• _Job_
Quote exactly the lines running from the line with "Serialize everything readable" to the end of the entries, including both, and nothing else.

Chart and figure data

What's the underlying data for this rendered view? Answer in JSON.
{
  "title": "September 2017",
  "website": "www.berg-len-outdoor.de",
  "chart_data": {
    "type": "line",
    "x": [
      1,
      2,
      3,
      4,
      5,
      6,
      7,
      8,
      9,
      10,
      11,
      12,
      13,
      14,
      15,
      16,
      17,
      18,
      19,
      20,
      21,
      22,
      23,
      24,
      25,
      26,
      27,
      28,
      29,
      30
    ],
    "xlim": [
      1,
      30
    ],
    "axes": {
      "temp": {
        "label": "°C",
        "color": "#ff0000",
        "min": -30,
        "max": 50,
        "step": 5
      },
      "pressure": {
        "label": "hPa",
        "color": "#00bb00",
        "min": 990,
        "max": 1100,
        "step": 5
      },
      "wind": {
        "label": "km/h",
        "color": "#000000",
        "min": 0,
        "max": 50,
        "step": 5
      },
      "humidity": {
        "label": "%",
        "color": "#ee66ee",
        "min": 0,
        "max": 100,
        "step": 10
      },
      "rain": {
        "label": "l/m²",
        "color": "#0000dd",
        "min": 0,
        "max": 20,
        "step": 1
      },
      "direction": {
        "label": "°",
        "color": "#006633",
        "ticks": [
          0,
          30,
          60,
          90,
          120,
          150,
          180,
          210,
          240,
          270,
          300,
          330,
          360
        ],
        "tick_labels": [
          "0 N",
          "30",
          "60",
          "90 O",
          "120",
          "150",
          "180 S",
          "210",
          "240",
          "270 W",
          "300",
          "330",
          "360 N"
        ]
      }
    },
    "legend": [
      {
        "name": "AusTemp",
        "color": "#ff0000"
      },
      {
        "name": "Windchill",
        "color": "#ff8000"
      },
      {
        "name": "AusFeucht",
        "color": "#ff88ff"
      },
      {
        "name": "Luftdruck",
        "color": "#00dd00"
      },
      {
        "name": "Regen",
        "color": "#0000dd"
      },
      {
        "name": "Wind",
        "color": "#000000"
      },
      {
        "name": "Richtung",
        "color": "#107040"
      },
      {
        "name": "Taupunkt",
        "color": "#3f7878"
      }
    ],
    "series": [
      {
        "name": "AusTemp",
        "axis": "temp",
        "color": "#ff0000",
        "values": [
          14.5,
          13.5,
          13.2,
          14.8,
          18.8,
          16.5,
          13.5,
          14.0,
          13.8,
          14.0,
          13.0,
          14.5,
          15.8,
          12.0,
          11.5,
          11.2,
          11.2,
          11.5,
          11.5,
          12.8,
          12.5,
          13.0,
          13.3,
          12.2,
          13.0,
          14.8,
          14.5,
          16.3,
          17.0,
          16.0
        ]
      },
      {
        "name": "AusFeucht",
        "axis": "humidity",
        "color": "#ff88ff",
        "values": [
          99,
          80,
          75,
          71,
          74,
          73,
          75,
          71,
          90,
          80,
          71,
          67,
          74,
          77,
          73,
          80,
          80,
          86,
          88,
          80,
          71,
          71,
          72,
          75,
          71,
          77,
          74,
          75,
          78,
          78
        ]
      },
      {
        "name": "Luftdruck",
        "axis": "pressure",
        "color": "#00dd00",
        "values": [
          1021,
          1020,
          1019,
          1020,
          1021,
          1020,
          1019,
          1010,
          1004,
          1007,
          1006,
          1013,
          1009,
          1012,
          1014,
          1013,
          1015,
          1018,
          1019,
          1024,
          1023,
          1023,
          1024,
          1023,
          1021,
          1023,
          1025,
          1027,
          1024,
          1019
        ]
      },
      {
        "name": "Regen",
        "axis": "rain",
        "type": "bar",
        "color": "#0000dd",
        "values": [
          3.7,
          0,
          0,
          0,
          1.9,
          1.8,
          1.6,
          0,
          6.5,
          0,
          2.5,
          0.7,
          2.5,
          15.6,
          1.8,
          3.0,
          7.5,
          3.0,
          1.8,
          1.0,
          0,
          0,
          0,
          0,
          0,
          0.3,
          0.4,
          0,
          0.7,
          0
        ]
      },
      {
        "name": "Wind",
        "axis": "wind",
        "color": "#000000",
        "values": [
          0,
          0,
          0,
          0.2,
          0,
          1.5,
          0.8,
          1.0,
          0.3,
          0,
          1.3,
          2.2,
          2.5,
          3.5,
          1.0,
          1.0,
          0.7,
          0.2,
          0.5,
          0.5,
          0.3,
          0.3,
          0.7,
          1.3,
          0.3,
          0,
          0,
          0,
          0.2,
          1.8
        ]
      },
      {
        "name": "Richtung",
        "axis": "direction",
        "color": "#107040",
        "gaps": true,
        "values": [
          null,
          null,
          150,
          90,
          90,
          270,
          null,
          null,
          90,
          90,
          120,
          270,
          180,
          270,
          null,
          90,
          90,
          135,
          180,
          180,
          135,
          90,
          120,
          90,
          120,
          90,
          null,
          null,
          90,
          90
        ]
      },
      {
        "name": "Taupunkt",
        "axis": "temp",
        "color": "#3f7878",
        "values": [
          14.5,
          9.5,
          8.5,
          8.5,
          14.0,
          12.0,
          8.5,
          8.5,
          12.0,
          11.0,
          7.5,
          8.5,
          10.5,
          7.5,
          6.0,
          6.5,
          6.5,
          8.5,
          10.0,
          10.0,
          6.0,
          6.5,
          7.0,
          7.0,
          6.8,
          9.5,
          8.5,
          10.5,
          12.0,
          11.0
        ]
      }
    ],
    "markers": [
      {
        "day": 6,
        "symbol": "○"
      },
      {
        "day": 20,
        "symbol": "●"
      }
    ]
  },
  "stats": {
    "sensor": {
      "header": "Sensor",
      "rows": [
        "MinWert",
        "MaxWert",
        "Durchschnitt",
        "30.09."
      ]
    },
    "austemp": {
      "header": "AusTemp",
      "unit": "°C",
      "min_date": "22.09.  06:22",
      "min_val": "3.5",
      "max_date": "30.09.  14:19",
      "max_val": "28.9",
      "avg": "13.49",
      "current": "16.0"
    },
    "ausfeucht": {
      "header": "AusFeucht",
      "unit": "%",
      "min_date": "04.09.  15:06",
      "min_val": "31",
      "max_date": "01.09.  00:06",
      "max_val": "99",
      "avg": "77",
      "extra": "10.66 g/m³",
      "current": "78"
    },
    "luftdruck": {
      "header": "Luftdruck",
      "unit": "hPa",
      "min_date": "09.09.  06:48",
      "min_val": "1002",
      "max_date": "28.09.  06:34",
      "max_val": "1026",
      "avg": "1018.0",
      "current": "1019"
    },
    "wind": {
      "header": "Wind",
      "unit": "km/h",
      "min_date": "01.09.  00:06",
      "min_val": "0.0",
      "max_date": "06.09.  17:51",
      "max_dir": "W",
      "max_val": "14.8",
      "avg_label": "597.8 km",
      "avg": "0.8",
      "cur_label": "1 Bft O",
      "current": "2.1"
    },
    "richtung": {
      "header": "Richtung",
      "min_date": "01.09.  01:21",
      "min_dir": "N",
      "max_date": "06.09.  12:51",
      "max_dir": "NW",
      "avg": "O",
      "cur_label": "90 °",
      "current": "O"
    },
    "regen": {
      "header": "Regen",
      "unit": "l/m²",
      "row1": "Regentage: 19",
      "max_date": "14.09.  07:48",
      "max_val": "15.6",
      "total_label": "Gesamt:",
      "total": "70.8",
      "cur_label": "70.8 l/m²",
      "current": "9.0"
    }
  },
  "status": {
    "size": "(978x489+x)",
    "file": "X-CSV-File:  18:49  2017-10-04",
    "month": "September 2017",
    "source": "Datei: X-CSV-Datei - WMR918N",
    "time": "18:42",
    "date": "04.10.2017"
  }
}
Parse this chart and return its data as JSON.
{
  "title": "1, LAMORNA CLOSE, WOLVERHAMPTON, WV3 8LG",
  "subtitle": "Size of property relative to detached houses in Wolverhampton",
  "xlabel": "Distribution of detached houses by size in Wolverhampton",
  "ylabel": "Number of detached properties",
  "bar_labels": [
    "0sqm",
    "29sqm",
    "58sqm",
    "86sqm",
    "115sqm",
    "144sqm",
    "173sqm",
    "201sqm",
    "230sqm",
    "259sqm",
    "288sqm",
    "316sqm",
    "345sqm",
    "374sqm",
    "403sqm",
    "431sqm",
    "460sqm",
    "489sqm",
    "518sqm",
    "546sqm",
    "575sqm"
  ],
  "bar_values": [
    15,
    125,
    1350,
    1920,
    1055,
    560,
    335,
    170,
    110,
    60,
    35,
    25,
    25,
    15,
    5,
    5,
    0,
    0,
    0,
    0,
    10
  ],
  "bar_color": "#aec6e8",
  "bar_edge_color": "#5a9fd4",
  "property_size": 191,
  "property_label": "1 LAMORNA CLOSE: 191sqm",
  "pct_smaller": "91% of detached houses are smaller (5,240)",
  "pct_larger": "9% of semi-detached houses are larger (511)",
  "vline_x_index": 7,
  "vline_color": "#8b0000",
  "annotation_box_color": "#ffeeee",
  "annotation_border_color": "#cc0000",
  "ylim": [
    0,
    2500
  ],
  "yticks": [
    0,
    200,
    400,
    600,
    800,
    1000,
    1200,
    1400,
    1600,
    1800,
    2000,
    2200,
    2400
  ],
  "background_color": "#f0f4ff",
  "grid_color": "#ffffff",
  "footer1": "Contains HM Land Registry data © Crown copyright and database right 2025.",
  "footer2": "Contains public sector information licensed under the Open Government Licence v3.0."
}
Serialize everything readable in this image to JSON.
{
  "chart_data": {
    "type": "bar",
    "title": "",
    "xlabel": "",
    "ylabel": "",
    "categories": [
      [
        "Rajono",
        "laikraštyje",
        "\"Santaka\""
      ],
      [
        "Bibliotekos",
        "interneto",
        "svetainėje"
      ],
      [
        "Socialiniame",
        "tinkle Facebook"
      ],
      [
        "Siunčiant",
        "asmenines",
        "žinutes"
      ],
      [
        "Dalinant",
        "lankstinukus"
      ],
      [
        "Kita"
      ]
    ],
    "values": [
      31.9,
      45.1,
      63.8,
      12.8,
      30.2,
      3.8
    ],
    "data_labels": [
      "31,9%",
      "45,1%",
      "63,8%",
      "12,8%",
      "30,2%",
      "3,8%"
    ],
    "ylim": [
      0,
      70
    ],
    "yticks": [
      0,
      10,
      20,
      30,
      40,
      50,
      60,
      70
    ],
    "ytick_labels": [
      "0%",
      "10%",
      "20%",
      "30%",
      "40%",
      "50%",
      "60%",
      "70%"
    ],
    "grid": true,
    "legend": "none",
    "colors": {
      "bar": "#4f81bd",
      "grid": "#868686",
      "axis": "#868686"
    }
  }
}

• _Written answer_
Serialize everything readable in this image to JSON.
{
  "chart_data": {
    "type": "bar",
    "title": "",
    "xlabel": "",
    "ylabel": "",
    "categories": [
      [
        "Rajono",
        "laikraštyje",
        "\"Santaka\""
      ],
      [
        "Bibliotekos",
        "interneto",
        "svetainėje"
      ],
      [
        "Socialiniame",
        "tinkle Facebook"
      ],
      [
        "Siunčiant",
        "asmenines",
        "žinutes"
      ],
      [
        "Dalinant",
        "lankstinukus"
      ],
      [
        "Kita"
      ]
    ],
    "values": [
      31.9,
      45.1,
      63.8,
      12.8,
      30.2,
      3.8
    ],
    "data_labels": [
      "31,9%",
      "45,1%",
      "63,8%",
      "12,8%",
      "30,2%",
      "3,8%"
    ],
    "ylim": [
      0,
      70
    ],
    "yticks": [
      0,
      10,
      20,
      30,
      40,
      50,
      60,
      70
    ],
    "ytick_labels": [
      "0%",
      "10%",
      "20%",
      "30%",
      "40%",
      "50%",
      "60%",
      "70%"
    ],
    "grid": true,
    "legend": "none",
    "colors": {
      "bar": "#4f81bd",
      "grid": "#868686",
      "axis": "#868686"
    }
  }
}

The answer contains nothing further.